Items in a dataset:
|---|
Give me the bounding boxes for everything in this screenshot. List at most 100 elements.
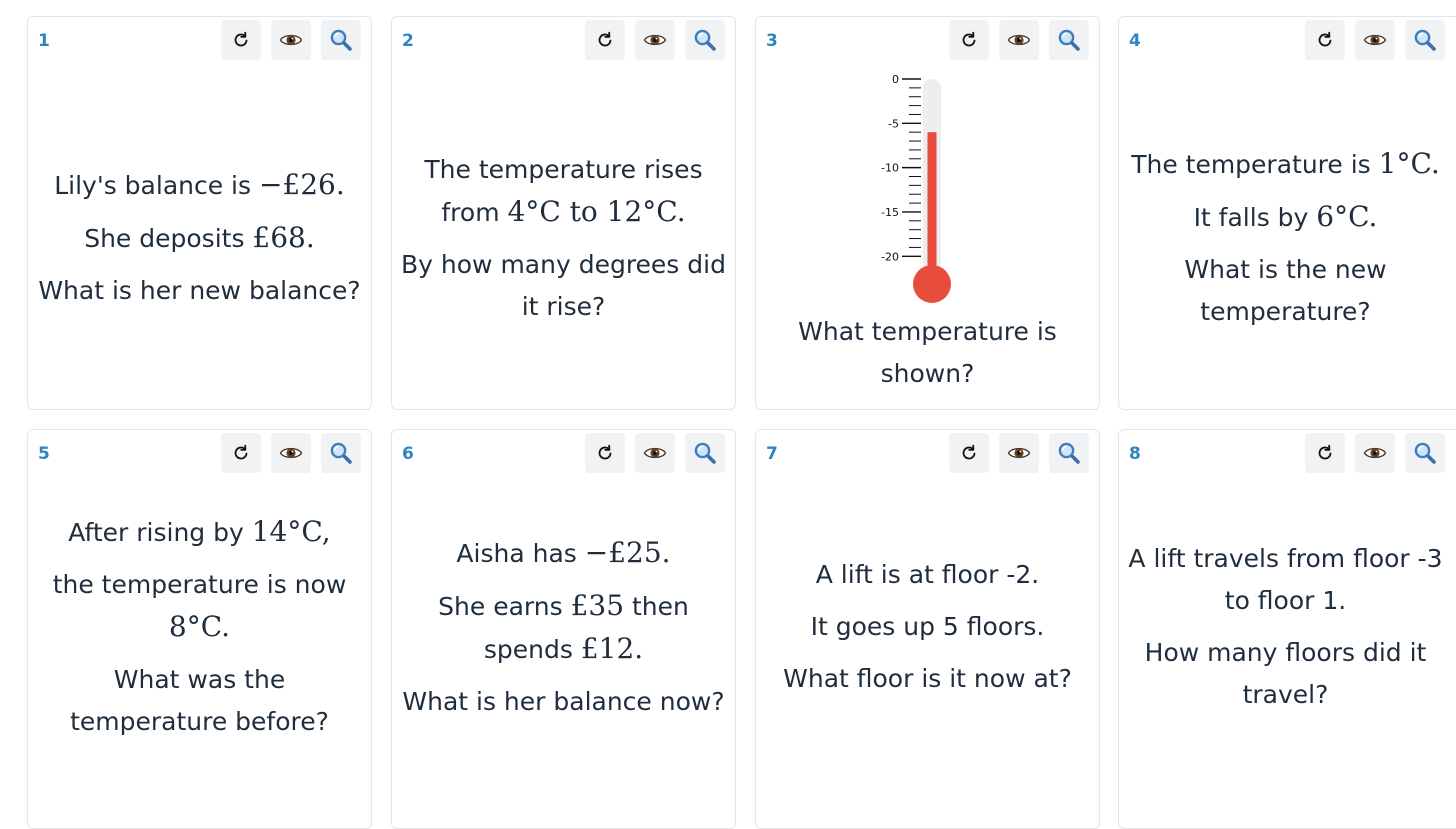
question-line: What is her balance now?	[402, 681, 724, 723]
card-toolbar	[221, 433, 361, 473]
question-number: 4	[1129, 31, 1141, 51]
math-expression: 4°C to 12°C.	[507, 194, 686, 228]
question-text: The temperature is	[1131, 150, 1379, 179]
tick-label: -10	[881, 162, 899, 175]
thermometer: 0 -5 -10 -15 -20	[868, 69, 988, 313]
question-body: The temperature rises from 4°C to 12°C. B…	[392, 67, 735, 409]
reveal-answer-button[interactable]	[271, 433, 311, 473]
question-text: Lily's balance is	[54, 171, 259, 200]
question-line: What is the new temperature?	[1127, 249, 1444, 333]
refresh-icon	[1315, 30, 1335, 50]
refresh-icon	[1315, 443, 1335, 463]
tick-label: 0	[892, 73, 899, 86]
question-body: Aisha has −£25. She earns £35 then spends…	[392, 480, 735, 774]
question-card-4: 4 The temperature is 1°C. It falls by 6°C…	[1118, 16, 1456, 410]
math-expression: £12.	[580, 631, 644, 665]
refresh-icon	[231, 443, 251, 463]
eye-icon	[1363, 444, 1387, 462]
question-text: A lift travels from floor -3 to floor 1.	[1128, 544, 1443, 615]
refresh-button[interactable]	[949, 433, 989, 473]
magnifier-icon	[1413, 28, 1437, 52]
thermometer-mercury	[927, 132, 937, 284]
reveal-answer-button[interactable]	[635, 433, 675, 473]
question-text: By how many degrees did it rise?	[401, 249, 726, 321]
question-line: A lift travels from floor -3 to floor 1.	[1127, 538, 1444, 622]
zoom-button[interactable]	[1405, 433, 1445, 473]
refresh-icon	[595, 30, 615, 50]
refresh-button[interactable]	[585, 433, 625, 473]
question-number: 2	[402, 31, 414, 51]
eye-icon	[643, 444, 667, 462]
question-number: 6	[402, 444, 414, 464]
card-toolbar	[1305, 433, 1445, 473]
question-text: What is the new temperature?	[1184, 255, 1387, 326]
refresh-icon	[959, 443, 979, 463]
question-card-5: 5 After rising by 14°C, the temperature i…	[27, 429, 372, 829]
question-body: A lift is at floor -2. It goes up 5 floor…	[756, 480, 1099, 774]
reveal-answer-button[interactable]	[635, 20, 675, 60]
question-card-8: 8 A lift travels from floor -3 to floor …	[1118, 429, 1456, 829]
question-line: What temperature is shown?	[764, 311, 1091, 395]
refresh-icon	[231, 30, 251, 50]
question-card-1: 1 Lily's balance is −£26. She deposits £6…	[27, 16, 372, 410]
question-number: 3	[766, 31, 778, 51]
refresh-button[interactable]	[585, 20, 625, 60]
magnifier-icon	[693, 28, 717, 52]
eye-icon	[1007, 444, 1031, 462]
reveal-answer-button[interactable]	[999, 433, 1039, 473]
question-line: The temperature rises from 4°C to 12°C.	[400, 149, 727, 234]
tick-label: -20	[881, 250, 899, 263]
question-line: the temperature is now 8°C.	[36, 564, 363, 649]
question-card-7: 7 A lift is at floor -2. It goes up 5 flo…	[755, 429, 1100, 829]
magnifier-icon	[1413, 441, 1437, 465]
zoom-button[interactable]	[321, 433, 361, 473]
math-expression: 8°C.	[168, 610, 231, 643]
question-body: The temperature is 1°C. It falls by 6°C. W…	[1119, 67, 1452, 409]
zoom-button[interactable]	[1049, 20, 1089, 60]
question-text: What was the temperature before?	[70, 665, 329, 736]
question-body: Lily's balance is −£26. She deposits £68.…	[28, 67, 371, 409]
question-text: How many floors did it travel?	[1144, 638, 1427, 709]
reveal-answer-button[interactable]	[1355, 20, 1395, 60]
zoom-button[interactable]	[685, 433, 725, 473]
eye-icon	[643, 31, 667, 49]
question-text: What temperature is shown?	[798, 317, 1057, 388]
question-line: It goes up 5 floors.	[811, 606, 1045, 648]
reveal-answer-button[interactable]	[1355, 433, 1395, 473]
refresh-button[interactable]	[949, 20, 989, 60]
question-line: She earns £35 then spends £12.	[400, 585, 727, 671]
question-text: What floor is it now at?	[783, 664, 1072, 693]
question-text: the temperature is now	[52, 570, 347, 599]
zoom-button[interactable]	[1049, 433, 1089, 473]
math-expression: 14°C,	[251, 515, 331, 548]
math-expression: £68.	[252, 221, 315, 254]
tick-label: -15	[881, 206, 899, 219]
question-card-6: 6 Aisha has −£25. She earns £35 then spen…	[391, 429, 736, 829]
refresh-button[interactable]	[221, 433, 261, 473]
magnifier-icon	[329, 441, 353, 465]
zoom-button[interactable]	[1405, 20, 1445, 60]
reveal-answer-button[interactable]	[271, 20, 311, 60]
question-number: 7	[766, 444, 778, 464]
card-toolbar	[585, 433, 725, 473]
math-expression: −£25.	[584, 535, 671, 569]
question-body: A lift travels from floor -3 to floor 1.…	[1119, 480, 1452, 774]
question-text: She earns	[438, 591, 571, 621]
refresh-icon	[959, 30, 979, 50]
question-line: By how many degrees did it rise?	[400, 244, 727, 328]
math-expression: 1°C.	[1378, 147, 1440, 180]
zoom-button[interactable]	[685, 20, 725, 60]
card-toolbar	[949, 20, 1089, 60]
refresh-button[interactable]	[1305, 20, 1345, 60]
question-text: What is her new balance?	[38, 276, 361, 305]
reveal-answer-button[interactable]	[999, 20, 1039, 60]
question-card-3: 3 0 -5 -10 -15 -20 What temperature is shown…	[755, 16, 1100, 410]
question-text: Aisha has	[456, 538, 585, 568]
question-line: After rising by 14°C,	[68, 511, 330, 554]
magnifier-icon	[1057, 441, 1081, 465]
question-line: What floor is it now at?	[783, 658, 1072, 700]
refresh-button[interactable]	[221, 20, 261, 60]
question-line: Lily's balance is −£26.	[54, 164, 345, 207]
zoom-button[interactable]	[321, 20, 361, 60]
refresh-button[interactable]	[1305, 433, 1345, 473]
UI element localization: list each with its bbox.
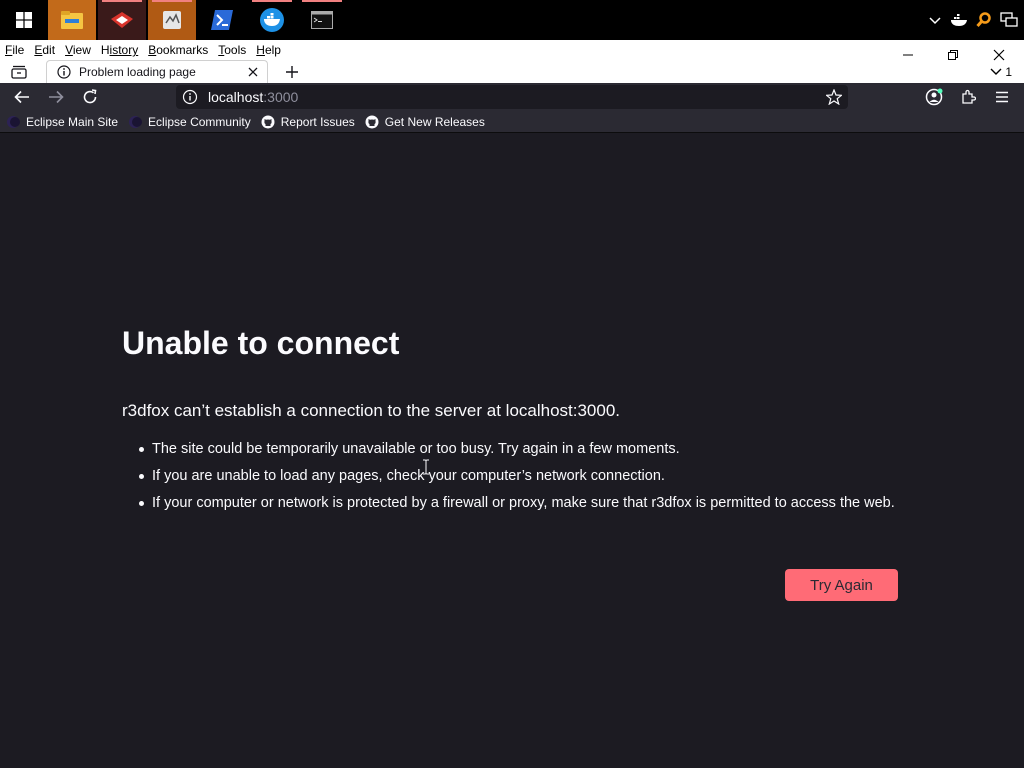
- puzzle-icon: [962, 89, 976, 104]
- menu-history-label: istory: [109, 43, 139, 57]
- bookmark-eclipse-main-site[interactable]: Eclipse Main Site: [6, 115, 118, 129]
- menu-history-key: H: [100, 43, 110, 57]
- menu-file[interactable]: File: [0, 40, 29, 60]
- tray-expand-chevron-icon[interactable]: [928, 13, 942, 27]
- error-title: Unable to connect: [122, 325, 400, 361]
- firefox-view-icon: [11, 65, 27, 79]
- restore-icon: [948, 50, 958, 60]
- text-cursor-icon: [423, 459, 429, 475]
- menu-bar: File Edit View History Bookmarks Tools H…: [0, 40, 1024, 60]
- bookmark-label: Eclipse Community: [148, 114, 251, 129]
- close-window-icon: [993, 49, 1005, 61]
- taskbar-powershell[interactable]: [198, 0, 246, 40]
- tab-title: Problem loading page: [79, 65, 196, 79]
- eclipse-icon: [128, 115, 143, 129]
- taskbar-file-explorer[interactable]: [48, 0, 96, 40]
- windows-logo-icon: [16, 12, 32, 28]
- tab-strip: Problem loading page 1: [0, 60, 1024, 83]
- hamburger-menu-icon: [996, 91, 1008, 103]
- forward-arrow-icon: [49, 90, 64, 104]
- url-host: localhost: [208, 89, 264, 105]
- bookmark-star-button[interactable]: [824, 87, 844, 107]
- close-icon: [248, 67, 258, 77]
- docker-icon: [260, 8, 284, 32]
- menu-view-key: V: [65, 43, 73, 57]
- bookmark-eclipse-community[interactable]: Eclipse Community: [128, 115, 251, 129]
- account-button[interactable]: [922, 85, 946, 109]
- navigation-toolbar: localhost:3000: [0, 83, 1024, 111]
- taskbar: [0, 0, 1024, 40]
- menu-view-label: iew: [72, 43, 91, 57]
- restore-button[interactable]: [930, 40, 976, 70]
- tab-close-button[interactable]: [245, 64, 261, 80]
- try-again-button[interactable]: Try Again: [785, 569, 898, 601]
- taskbar-app-red[interactable]: [98, 0, 146, 40]
- network-tray-icon[interactable]: [1000, 12, 1018, 28]
- site-info-icon[interactable]: [182, 89, 198, 105]
- taskbar-terminal[interactable]: [298, 0, 346, 40]
- error-suggestions-list: The site could be temporarily unavailabl…: [139, 439, 912, 520]
- menu-file-label: ile: [12, 43, 25, 57]
- bookmark-get-new-releases[interactable]: Get New Releases: [365, 115, 485, 129]
- file-explorer-icon: [61, 11, 83, 29]
- url-bar[interactable]: localhost:3000: [176, 85, 848, 109]
- menu-help-key: H: [256, 43, 265, 57]
- list-item: If you are unable to load any pages, che…: [139, 466, 912, 486]
- menu-view[interactable]: View: [60, 40, 96, 60]
- forward-button[interactable]: [44, 85, 68, 109]
- bookmark-label: Eclipse Main Site: [26, 114, 119, 129]
- error-short-description: r3dfox can’t establish a connection to t…: [122, 401, 621, 420]
- taskbar-docker[interactable]: [248, 0, 296, 40]
- star-icon: [826, 89, 842, 105]
- back-arrow-icon: [14, 90, 29, 104]
- github-icon: [261, 115, 275, 129]
- eclipse-icon: [6, 115, 20, 129]
- docker-tray-icon[interactable]: [950, 12, 968, 28]
- menu-help[interactable]: Help: [251, 40, 286, 60]
- search-tray-icon[interactable]: [976, 12, 992, 28]
- info-icon: [57, 65, 71, 79]
- firefox-view-button[interactable]: [8, 62, 30, 82]
- app-menu-button[interactable]: [990, 85, 1014, 109]
- reload-icon: [83, 89, 97, 104]
- system-tray: [928, 0, 1018, 40]
- github-icon: [365, 115, 379, 129]
- powershell-icon: [211, 10, 233, 30]
- app-notepad-icon: [163, 11, 181, 29]
- account-icon: [925, 88, 943, 106]
- menu-bookmarks-label: ookmarks: [156, 43, 209, 57]
- windows-start-button[interactable]: [0, 0, 48, 40]
- bookmark-label: Get New Releases: [384, 114, 485, 129]
- app-red-icon: [111, 12, 133, 28]
- menu-history[interactable]: History: [96, 40, 143, 60]
- minimize-icon: [903, 54, 913, 56]
- menu-edit-label: dit: [42, 43, 56, 57]
- new-tab-button[interactable]: [282, 62, 302, 82]
- minimize-button[interactable]: [885, 40, 931, 70]
- list-item: The site could be temporarily unavailabl…: [139, 439, 912, 459]
- reload-button[interactable]: [78, 85, 102, 109]
- menu-bookmarks[interactable]: Bookmarks: [143, 40, 213, 60]
- extensions-button[interactable]: [956, 85, 980, 109]
- bookmark-report-issues[interactable]: Report Issues: [261, 115, 355, 129]
- bookmark-label: Report Issues: [280, 114, 355, 129]
- error-page: Unable to connect r3dfox can’t establish…: [0, 133, 1024, 768]
- taskbar-app-notepad[interactable]: [148, 0, 196, 40]
- menu-help-label: elp: [264, 43, 281, 57]
- plus-icon: [286, 66, 298, 78]
- list-item: If your computer or network is protected…: [139, 493, 912, 513]
- back-button[interactable]: [10, 85, 34, 109]
- tab-problem-loading[interactable]: Problem loading page: [46, 60, 268, 83]
- menu-tools-label: ools: [224, 43, 247, 57]
- menu-tools[interactable]: Tools: [213, 40, 251, 60]
- close-window-button[interactable]: [976, 40, 1022, 70]
- menu-edit[interactable]: Edit: [29, 40, 60, 60]
- url-port: :3000: [263, 89, 299, 105]
- bookmarks-toolbar: Eclipse Main Site Eclipse Community Repo…: [0, 111, 1024, 133]
- terminal-icon: [311, 11, 333, 29]
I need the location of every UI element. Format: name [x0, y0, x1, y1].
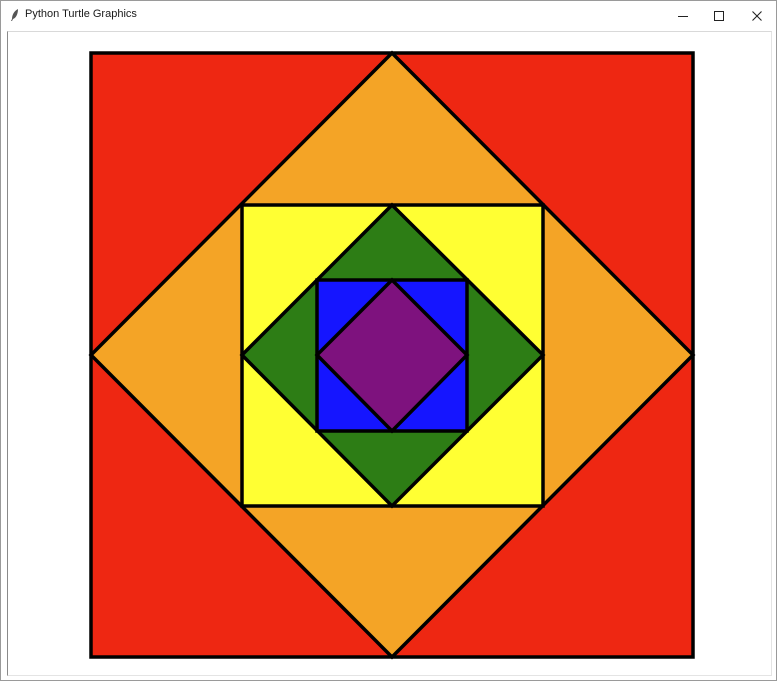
close-icon: [752, 10, 762, 21]
maximize-icon: [714, 10, 724, 21]
turtle-canvas[interactable]: [8, 32, 771, 675]
minimize-button[interactable]: [665, 1, 701, 30]
maximize-button[interactable]: [701, 1, 737, 30]
title-bar[interactable]: Python Turtle Graphics: [1, 1, 776, 30]
turtle-canvas-area[interactable]: [7, 31, 772, 676]
feather-icon: [11, 9, 18, 21]
window-title: Python Turtle Graphics: [25, 8, 137, 20]
minimize-icon: [678, 15, 688, 17]
turtle-window: Python Turtle Graphics: [0, 0, 777, 681]
close-button[interactable]: [739, 1, 775, 30]
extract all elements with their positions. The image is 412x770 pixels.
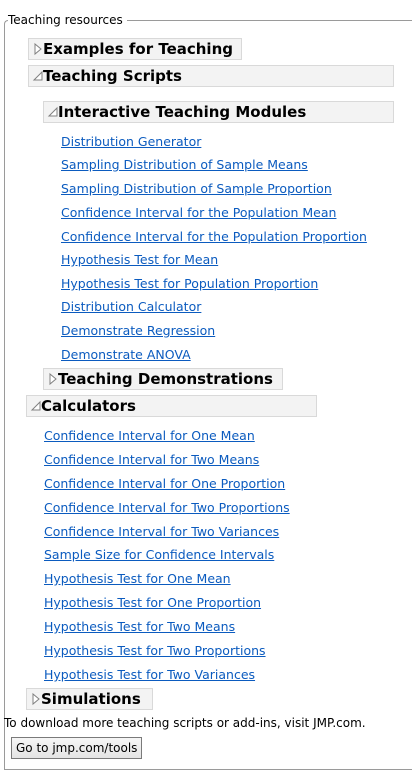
- link-ci-one-mean[interactable]: Confidence Interval for One Mean: [44, 428, 255, 444]
- disclosure-collapsed-icon[interactable]: [33, 42, 45, 56]
- link-ci-population-proportion[interactable]: Confidence Interval for the Population P…: [61, 229, 367, 245]
- outline-interactive-teaching-modules[interactable]: Interactive Teaching Modules: [43, 101, 394, 123]
- outline-label: Calculators: [41, 397, 136, 415]
- link-ht-two-means[interactable]: Hypothesis Test for Two Means: [44, 619, 235, 635]
- outline-teaching-scripts[interactable]: Teaching Scripts: [28, 65, 394, 87]
- outline-examples-for-teaching[interactable]: Examples for Teaching: [28, 38, 242, 60]
- link-demonstrate-regression[interactable]: Demonstrate Regression: [61, 323, 215, 339]
- link-ci-two-means[interactable]: Confidence Interval for Two Means: [44, 452, 259, 468]
- disclosure-expanded-icon[interactable]: [47, 106, 59, 120]
- link-ci-two-proportions[interactable]: Confidence Interval for Two Proportions: [44, 500, 290, 516]
- link-demonstrate-anova[interactable]: Demonstrate ANOVA: [61, 347, 191, 363]
- outline-simulations[interactable]: Simulations: [26, 688, 153, 710]
- outline-label: Teaching Scripts: [43, 67, 182, 85]
- disclosure-expanded-icon[interactable]: [30, 400, 42, 414]
- link-distribution-calculator[interactable]: Distribution Calculator: [61, 299, 201, 315]
- outline-teaching-demonstrations[interactable]: Teaching Demonstrations: [43, 368, 283, 390]
- outline-label: Interactive Teaching Modules: [58, 103, 307, 121]
- link-sampling-distribution-means[interactable]: Sampling Distribution of Sample Means: [61, 157, 308, 173]
- link-hypothesis-test-population-proportion[interactable]: Hypothesis Test for Population Proportio…: [61, 276, 318, 292]
- link-sampling-distribution-proportion[interactable]: Sampling Distribution of Sample Proporti…: [61, 181, 332, 197]
- link-ht-two-variances[interactable]: Hypothesis Test for Two Variances: [44, 667, 255, 683]
- go-to-jmp-tools-button[interactable]: Go to jmp.com/tools: [11, 737, 143, 759]
- link-distribution-generator[interactable]: Distribution Generator: [61, 134, 201, 150]
- teaching-resources-window: Teaching resources Examples for Teaching…: [0, 0, 412, 770]
- link-ci-two-variances[interactable]: Confidence Interval for Two Variances: [44, 524, 279, 540]
- outline-label: Examples for Teaching: [43, 40, 233, 58]
- outline-label: Teaching Demonstrations: [58, 370, 273, 388]
- disclosure-collapsed-icon[interactable]: [48, 372, 60, 386]
- link-hypothesis-test-mean[interactable]: Hypothesis Test for Mean: [61, 252, 218, 268]
- link-ci-one-proportion[interactable]: Confidence Interval for One Proportion: [44, 476, 285, 492]
- link-ht-one-proportion[interactable]: Hypothesis Test for One Proportion: [44, 595, 261, 611]
- disclosure-expanded-icon[interactable]: [32, 70, 44, 84]
- link-sample-size-ci[interactable]: Sample Size for Confidence Intervals: [44, 547, 274, 563]
- link-ht-one-mean[interactable]: Hypothesis Test for One Mean: [44, 571, 231, 587]
- link-ci-population-mean[interactable]: Confidence Interval for the Population M…: [61, 205, 336, 221]
- link-ht-two-proportions[interactable]: Hypothesis Test for Two Proportions: [44, 643, 266, 659]
- outline-label: Simulations: [41, 690, 141, 708]
- disclosure-collapsed-icon[interactable]: [31, 692, 43, 706]
- group-legend: Teaching resources: [8, 13, 127, 27]
- download-note: To download more teaching scripts or add…: [4, 716, 366, 730]
- outline-calculators[interactable]: Calculators: [26, 395, 317, 417]
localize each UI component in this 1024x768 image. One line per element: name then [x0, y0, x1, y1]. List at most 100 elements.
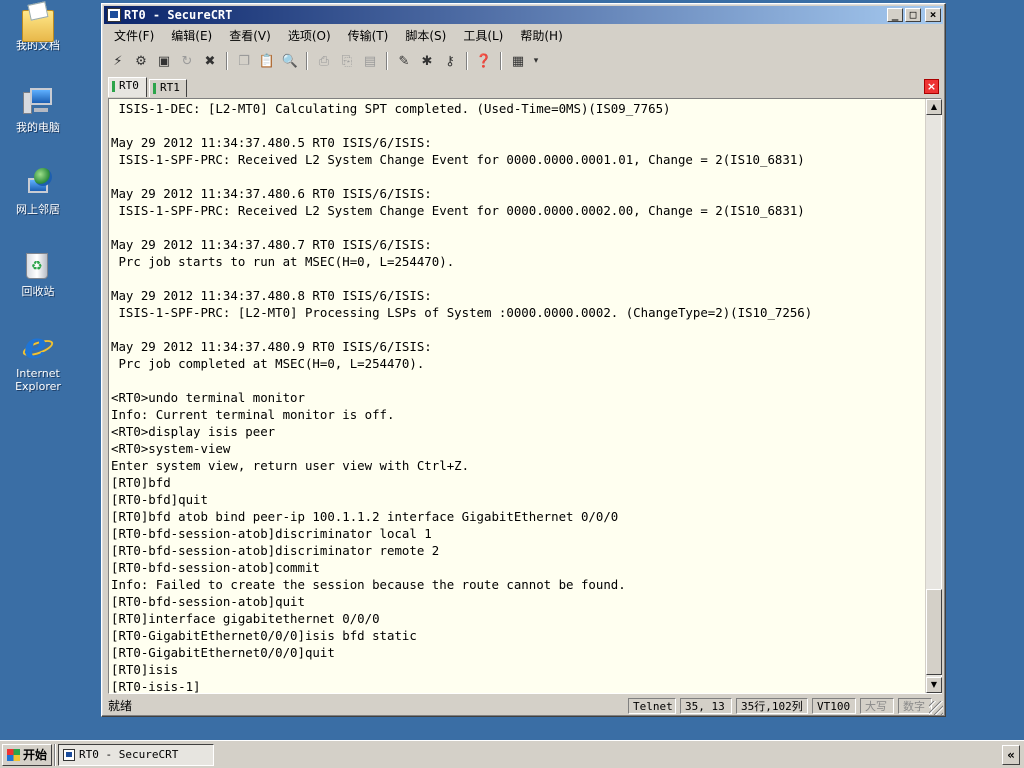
|---|
EXERCISE INSTRUCTIONS:
Repeat the lines of the material from the line with "close-icon: [752, 10, 762, 21]" up to and including the line with "extract all elements", keeping each line unchanged.

SOLVED EXERCISE:
close-icon: [752, 10, 762, 21]
maximize-icon: [714, 10, 724, 21]
turtle-canvas[interactable]: [8, 32, 771, 675]
minimize-button[interactable]: [665, 1, 701, 30]
maximize-button[interactable]: [701, 1, 737, 30]
title-bar[interactable]: Python Turtle Graphics: [1, 1, 776, 30]
turtle-canvas-area[interactable]: [7, 31, 772, 676]
feather-icon: [11, 9, 18, 21]
window-title: Python Turtle Graphics: [25, 8, 137, 20]
minimize-icon: [678, 15, 688, 17]
turtle-window: Python Turtle Graphics: [0, 0, 777, 681]
close-button[interactable]: [739, 1, 775, 30]
extract all elements with their positions. The image is 412x770 pixels.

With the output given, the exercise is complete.